- **EXERCISE TASK**: Put the listing into a Markdown table with the columns Row and Line, from the first line through the line containing "y-tick-label: 4 (265, 66, 271, 77)", with both ends included. Number each row and leave out blank lines.

- **DATA FOR PROCESSING**:
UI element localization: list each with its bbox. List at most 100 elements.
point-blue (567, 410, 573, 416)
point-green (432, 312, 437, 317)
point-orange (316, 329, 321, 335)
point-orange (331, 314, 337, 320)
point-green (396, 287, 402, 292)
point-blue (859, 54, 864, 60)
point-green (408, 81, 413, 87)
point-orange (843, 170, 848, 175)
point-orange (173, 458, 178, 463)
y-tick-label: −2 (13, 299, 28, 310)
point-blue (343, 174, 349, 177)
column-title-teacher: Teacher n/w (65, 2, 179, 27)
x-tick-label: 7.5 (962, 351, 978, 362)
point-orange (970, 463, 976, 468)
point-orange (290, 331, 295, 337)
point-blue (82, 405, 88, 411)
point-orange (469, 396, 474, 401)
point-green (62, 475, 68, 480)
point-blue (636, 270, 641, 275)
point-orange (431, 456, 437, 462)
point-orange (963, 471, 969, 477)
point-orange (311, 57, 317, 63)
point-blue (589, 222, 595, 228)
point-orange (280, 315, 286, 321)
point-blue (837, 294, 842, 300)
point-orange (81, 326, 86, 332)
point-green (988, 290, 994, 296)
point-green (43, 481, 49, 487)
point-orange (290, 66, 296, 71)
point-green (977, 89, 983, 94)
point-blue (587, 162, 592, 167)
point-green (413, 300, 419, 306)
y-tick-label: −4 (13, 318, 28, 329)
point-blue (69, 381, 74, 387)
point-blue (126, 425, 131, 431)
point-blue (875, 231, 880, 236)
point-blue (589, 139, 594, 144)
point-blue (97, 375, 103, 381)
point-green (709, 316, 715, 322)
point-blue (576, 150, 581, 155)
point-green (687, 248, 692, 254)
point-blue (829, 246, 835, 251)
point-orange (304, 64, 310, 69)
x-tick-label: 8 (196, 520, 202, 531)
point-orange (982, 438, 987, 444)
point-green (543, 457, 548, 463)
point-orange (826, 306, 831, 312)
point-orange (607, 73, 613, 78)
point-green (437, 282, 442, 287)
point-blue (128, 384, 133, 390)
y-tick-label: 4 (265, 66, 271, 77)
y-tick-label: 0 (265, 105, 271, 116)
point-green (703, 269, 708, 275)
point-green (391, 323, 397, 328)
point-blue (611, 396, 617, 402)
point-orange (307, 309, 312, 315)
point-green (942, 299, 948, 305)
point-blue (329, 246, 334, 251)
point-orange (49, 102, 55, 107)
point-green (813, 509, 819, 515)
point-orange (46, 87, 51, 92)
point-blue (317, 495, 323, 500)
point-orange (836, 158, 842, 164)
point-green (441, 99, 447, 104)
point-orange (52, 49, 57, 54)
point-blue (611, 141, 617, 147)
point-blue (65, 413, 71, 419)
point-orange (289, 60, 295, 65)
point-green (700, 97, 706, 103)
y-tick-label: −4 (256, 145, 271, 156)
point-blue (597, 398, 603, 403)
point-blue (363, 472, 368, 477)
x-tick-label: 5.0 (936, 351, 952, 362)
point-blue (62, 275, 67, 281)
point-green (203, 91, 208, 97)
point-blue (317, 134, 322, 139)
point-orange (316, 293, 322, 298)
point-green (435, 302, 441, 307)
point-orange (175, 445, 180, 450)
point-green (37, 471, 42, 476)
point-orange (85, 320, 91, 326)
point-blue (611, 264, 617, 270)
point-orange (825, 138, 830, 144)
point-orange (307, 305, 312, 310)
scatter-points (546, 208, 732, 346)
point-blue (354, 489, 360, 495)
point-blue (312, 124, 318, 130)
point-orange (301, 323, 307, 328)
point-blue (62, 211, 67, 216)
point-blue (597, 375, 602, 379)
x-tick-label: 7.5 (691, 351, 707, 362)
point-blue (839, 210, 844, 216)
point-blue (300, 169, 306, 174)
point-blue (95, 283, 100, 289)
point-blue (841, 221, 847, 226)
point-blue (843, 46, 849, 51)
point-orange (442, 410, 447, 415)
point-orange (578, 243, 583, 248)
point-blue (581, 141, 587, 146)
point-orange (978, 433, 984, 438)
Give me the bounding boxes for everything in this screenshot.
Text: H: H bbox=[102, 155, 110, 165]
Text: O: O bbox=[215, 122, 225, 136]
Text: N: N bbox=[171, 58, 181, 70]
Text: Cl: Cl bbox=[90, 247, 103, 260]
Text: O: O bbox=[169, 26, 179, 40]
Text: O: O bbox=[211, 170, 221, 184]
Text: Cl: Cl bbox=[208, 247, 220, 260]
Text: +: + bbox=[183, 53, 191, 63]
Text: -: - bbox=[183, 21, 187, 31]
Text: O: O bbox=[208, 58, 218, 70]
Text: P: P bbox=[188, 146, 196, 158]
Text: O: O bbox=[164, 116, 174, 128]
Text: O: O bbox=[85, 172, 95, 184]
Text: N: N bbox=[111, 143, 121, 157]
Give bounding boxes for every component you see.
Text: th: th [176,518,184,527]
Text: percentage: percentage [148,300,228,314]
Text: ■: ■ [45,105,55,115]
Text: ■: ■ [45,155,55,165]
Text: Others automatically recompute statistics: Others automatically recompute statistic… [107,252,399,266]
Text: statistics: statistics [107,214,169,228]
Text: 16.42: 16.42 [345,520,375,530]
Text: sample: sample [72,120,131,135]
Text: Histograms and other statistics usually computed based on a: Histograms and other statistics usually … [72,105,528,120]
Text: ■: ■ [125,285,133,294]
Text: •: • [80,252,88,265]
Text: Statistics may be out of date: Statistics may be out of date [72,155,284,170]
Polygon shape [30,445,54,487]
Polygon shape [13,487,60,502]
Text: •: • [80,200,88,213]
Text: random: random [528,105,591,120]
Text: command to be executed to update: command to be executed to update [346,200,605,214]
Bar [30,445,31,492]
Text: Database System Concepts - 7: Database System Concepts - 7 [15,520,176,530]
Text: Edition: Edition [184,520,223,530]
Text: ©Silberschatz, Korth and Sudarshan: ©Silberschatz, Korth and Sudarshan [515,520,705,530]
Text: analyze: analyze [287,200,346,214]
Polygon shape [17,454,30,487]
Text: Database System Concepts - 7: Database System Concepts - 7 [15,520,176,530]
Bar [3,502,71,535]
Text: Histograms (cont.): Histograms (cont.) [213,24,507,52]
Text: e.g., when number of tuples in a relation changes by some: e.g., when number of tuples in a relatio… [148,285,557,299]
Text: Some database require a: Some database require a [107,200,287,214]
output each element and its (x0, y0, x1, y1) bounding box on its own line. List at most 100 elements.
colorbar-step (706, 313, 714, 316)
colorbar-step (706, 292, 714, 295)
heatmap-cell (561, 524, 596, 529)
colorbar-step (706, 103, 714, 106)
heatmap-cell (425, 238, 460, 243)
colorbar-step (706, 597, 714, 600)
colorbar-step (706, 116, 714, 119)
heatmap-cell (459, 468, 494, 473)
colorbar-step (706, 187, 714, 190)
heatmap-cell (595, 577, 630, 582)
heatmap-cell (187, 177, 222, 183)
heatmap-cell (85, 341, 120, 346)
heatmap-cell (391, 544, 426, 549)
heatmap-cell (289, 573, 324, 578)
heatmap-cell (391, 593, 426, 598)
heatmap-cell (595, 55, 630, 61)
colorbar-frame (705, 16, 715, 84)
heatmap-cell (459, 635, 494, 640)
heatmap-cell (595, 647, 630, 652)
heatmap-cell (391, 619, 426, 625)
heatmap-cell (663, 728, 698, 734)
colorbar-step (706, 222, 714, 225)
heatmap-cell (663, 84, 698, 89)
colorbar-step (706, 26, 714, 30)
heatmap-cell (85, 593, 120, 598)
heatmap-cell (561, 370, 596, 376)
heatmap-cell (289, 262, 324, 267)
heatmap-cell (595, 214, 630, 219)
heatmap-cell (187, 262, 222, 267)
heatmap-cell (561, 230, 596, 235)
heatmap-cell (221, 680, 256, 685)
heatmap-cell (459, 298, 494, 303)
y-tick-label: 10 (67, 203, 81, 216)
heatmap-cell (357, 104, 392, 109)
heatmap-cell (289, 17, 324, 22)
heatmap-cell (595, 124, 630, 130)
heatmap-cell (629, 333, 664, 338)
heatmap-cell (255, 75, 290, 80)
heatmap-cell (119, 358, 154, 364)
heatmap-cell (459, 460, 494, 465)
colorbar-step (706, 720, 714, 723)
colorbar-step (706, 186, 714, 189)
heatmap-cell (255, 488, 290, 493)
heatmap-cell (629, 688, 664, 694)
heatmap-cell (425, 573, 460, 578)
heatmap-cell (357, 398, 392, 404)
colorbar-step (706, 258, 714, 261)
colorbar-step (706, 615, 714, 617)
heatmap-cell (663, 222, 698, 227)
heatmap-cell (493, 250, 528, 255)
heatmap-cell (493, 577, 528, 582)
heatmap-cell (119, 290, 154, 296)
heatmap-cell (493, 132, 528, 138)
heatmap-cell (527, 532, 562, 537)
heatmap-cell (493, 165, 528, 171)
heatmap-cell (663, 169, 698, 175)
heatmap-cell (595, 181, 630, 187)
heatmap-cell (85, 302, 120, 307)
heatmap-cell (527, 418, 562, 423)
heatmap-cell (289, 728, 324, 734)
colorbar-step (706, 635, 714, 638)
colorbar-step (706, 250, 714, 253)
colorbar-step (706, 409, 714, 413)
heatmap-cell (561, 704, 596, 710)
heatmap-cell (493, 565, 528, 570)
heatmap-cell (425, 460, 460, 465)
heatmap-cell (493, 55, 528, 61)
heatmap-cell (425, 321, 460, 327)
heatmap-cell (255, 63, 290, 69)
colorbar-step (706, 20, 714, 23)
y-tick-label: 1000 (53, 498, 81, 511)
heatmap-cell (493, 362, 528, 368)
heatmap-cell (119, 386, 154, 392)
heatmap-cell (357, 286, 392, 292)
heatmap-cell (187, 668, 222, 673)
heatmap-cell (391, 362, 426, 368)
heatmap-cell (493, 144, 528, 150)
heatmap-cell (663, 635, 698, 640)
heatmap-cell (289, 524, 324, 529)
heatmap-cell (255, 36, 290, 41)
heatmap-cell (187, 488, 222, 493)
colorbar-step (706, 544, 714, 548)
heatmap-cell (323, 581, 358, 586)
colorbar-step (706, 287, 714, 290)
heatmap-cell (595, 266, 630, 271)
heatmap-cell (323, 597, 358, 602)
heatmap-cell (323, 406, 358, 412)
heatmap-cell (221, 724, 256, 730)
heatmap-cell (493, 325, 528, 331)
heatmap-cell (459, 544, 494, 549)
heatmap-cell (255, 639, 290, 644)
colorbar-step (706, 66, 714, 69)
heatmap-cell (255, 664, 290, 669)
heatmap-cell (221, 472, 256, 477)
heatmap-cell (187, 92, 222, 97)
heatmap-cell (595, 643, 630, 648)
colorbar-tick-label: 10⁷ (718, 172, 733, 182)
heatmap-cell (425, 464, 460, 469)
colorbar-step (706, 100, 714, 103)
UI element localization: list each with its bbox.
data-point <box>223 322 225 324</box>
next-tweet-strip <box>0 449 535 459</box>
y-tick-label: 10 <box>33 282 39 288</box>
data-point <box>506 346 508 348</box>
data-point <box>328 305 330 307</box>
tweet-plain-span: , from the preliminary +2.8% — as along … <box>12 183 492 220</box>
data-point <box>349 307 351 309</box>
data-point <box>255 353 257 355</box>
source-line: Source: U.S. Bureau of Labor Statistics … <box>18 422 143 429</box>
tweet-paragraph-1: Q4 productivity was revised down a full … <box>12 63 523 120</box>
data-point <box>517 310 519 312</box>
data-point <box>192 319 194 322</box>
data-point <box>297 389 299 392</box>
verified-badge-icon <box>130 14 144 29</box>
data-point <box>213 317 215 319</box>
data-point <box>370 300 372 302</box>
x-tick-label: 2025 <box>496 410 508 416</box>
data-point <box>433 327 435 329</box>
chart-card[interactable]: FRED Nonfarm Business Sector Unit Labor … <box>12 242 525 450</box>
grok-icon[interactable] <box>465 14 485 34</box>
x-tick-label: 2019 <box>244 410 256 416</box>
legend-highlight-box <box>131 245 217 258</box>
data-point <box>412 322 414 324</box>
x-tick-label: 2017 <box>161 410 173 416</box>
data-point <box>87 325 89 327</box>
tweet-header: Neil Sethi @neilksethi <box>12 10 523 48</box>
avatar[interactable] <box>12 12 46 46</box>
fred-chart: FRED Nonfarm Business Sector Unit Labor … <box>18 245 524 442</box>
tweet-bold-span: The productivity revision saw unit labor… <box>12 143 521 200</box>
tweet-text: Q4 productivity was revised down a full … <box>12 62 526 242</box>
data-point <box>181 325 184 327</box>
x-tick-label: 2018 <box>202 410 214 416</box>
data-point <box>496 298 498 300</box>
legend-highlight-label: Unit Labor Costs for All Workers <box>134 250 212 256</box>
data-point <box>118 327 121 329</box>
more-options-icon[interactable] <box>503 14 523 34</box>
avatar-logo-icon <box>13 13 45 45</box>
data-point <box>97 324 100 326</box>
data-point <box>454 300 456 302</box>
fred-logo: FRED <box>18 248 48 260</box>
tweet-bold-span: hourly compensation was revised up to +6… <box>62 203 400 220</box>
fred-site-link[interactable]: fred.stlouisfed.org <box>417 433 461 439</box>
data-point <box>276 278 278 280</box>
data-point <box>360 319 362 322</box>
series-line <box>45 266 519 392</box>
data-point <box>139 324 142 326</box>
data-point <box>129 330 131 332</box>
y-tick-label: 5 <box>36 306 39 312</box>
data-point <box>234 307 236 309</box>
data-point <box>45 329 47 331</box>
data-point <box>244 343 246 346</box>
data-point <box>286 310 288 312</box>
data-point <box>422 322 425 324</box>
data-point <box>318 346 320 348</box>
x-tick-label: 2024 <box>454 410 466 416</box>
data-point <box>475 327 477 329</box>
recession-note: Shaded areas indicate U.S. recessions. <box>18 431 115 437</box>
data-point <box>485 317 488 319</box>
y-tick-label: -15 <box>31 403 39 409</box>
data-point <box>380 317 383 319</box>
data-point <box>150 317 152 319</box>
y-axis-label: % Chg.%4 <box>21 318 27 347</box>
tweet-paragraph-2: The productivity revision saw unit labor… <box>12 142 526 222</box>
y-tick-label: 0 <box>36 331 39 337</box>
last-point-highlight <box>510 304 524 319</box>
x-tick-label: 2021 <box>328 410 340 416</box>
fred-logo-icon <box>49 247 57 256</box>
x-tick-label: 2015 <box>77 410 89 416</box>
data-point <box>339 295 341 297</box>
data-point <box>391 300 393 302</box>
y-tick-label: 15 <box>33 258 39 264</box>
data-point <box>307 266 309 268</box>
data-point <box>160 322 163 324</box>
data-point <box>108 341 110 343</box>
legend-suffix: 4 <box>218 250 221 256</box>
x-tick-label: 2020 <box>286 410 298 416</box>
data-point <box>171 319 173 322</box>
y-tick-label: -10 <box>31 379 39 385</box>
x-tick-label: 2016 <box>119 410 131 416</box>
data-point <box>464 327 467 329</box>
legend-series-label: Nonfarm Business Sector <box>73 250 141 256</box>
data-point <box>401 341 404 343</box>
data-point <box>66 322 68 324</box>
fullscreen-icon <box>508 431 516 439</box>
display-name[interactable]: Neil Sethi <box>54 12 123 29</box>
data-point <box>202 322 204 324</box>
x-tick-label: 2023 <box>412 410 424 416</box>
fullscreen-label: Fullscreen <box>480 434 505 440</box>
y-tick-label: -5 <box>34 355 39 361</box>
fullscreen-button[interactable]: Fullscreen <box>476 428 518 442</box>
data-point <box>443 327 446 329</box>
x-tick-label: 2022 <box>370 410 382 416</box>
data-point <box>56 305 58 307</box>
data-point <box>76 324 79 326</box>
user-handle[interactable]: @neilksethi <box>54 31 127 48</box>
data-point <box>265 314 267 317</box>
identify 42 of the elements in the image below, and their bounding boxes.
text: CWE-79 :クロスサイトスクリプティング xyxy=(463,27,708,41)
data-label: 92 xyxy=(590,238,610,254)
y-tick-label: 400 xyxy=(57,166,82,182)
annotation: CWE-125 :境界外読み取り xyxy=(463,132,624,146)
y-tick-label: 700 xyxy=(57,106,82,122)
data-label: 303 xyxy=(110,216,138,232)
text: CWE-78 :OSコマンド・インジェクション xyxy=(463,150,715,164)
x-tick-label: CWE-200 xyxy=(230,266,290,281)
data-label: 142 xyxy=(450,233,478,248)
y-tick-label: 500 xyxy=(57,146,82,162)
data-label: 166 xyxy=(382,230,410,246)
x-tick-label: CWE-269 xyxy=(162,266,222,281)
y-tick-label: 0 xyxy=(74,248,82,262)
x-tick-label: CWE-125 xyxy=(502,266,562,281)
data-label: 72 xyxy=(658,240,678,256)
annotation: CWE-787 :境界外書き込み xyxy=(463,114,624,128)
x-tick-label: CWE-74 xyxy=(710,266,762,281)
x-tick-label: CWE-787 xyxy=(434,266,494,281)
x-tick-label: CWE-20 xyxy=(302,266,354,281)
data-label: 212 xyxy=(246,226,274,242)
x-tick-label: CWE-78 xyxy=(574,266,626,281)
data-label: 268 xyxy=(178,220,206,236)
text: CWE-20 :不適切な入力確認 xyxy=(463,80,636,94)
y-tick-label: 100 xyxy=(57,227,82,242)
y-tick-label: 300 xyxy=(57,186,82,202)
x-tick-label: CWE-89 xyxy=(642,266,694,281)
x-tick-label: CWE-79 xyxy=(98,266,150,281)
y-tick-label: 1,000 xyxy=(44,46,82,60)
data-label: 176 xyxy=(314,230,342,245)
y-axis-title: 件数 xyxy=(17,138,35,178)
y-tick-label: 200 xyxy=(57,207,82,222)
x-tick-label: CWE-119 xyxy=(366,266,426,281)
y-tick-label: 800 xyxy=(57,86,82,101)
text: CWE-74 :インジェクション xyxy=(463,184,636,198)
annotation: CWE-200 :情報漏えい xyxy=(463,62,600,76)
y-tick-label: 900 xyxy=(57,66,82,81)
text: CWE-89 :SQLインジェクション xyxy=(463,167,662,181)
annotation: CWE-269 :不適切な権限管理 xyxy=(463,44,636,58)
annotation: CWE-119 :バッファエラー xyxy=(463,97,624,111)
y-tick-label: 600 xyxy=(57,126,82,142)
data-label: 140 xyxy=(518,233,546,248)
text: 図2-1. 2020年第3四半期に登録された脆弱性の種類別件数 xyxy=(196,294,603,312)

- **TASK SOLUTION**:
| Row | Line |
|---|---|
| 1 | UI element localization: list each with its bbox. List at most 100 elements. |
| 2 | point-blue (567, 410, 573, 416) |
| 3 | point-green (432, 312, 437, 317) |
| 4 | point-orange (316, 329, 321, 335) |
| 5 | point-orange (331, 314, 337, 320) |
| 6 | point-green (396, 287, 402, 292) |
| 7 | point-blue (859, 54, 864, 60) |
| 8 | point-green (408, 81, 413, 87) |
| 9 | point-orange (843, 170, 848, 175) |
| 10 | point-orange (173, 458, 178, 463) |
| 11 | y-tick-label: −2 (13, 299, 28, 310) |
| 12 | point-blue (343, 174, 349, 177) |
| 13 | column-title-teacher: Teacher n/w (65, 2, 179, 27) |
| 14 | x-tick-label: 7.5 (962, 351, 978, 362) |
| 15 | point-orange (970, 463, 976, 468) |
| 16 | point-orange (290, 331, 295, 337) |
| 17 | point-blue (82, 405, 88, 411) |
| 18 | point-orange (469, 396, 474, 401) |
| 19 | point-green (62, 475, 68, 480) |
| 20 | point-blue (636, 270, 641, 275) |
| 21 | point-orange (431, 456, 437, 462) |
| 22 | point-orange (963, 471, 969, 477) |
| 23 | point-orange (311, 57, 317, 63) |
| 24 | point-blue (589, 222, 595, 228) |
| 25 | point-orange (280, 315, 286, 321) |
| 26 | point-blue (837, 294, 842, 300) |
| 27 | point-orange (81, 326, 86, 332) |
| 28 | point-green (988, 290, 994, 296) |
| 29 | point-green (43, 481, 49, 487) |
| 30 | point-orange (290, 66, 296, 71) |
| 31 | point-green (977, 89, 983, 94) |
| 32 | point-blue (587, 162, 592, 167) |
| 33 | point-green (413, 300, 419, 306) |
| 34 | y-tick-label: −4 (13, 318, 28, 329) |
| 35 | point-blue (69, 381, 74, 387) |
| 36 | point-blue (126, 425, 131, 431) |
| 37 | point-blue (875, 231, 880, 236) |
| 38 | point-blue (589, 139, 594, 144) |
| 39 | point-blue (97, 375, 103, 381) |
| 40 | point-green (709, 316, 715, 322) |
| 41 | point-blue (576, 150, 581, 155) |
| 42 | point-green (687, 248, 692, 254) |
| 43 | point-blue (829, 246, 835, 251) |
| 44 | point-orange (304, 64, 310, 69) |
| 45 | x-tick-label: 8 (196, 520, 202, 531) |
| 46 | point-orange (982, 438, 987, 444) |
| 47 | point-green (543, 457, 548, 463) |
| 48 | point-orange (826, 306, 831, 312) |
| 49 | point-orange (607, 73, 613, 78) |
| 50 | point-green (437, 282, 442, 287) |
| 51 | point-blue (128, 384, 133, 390) |
| 52 | y-tick-label: 4 (265, 66, 271, 77) |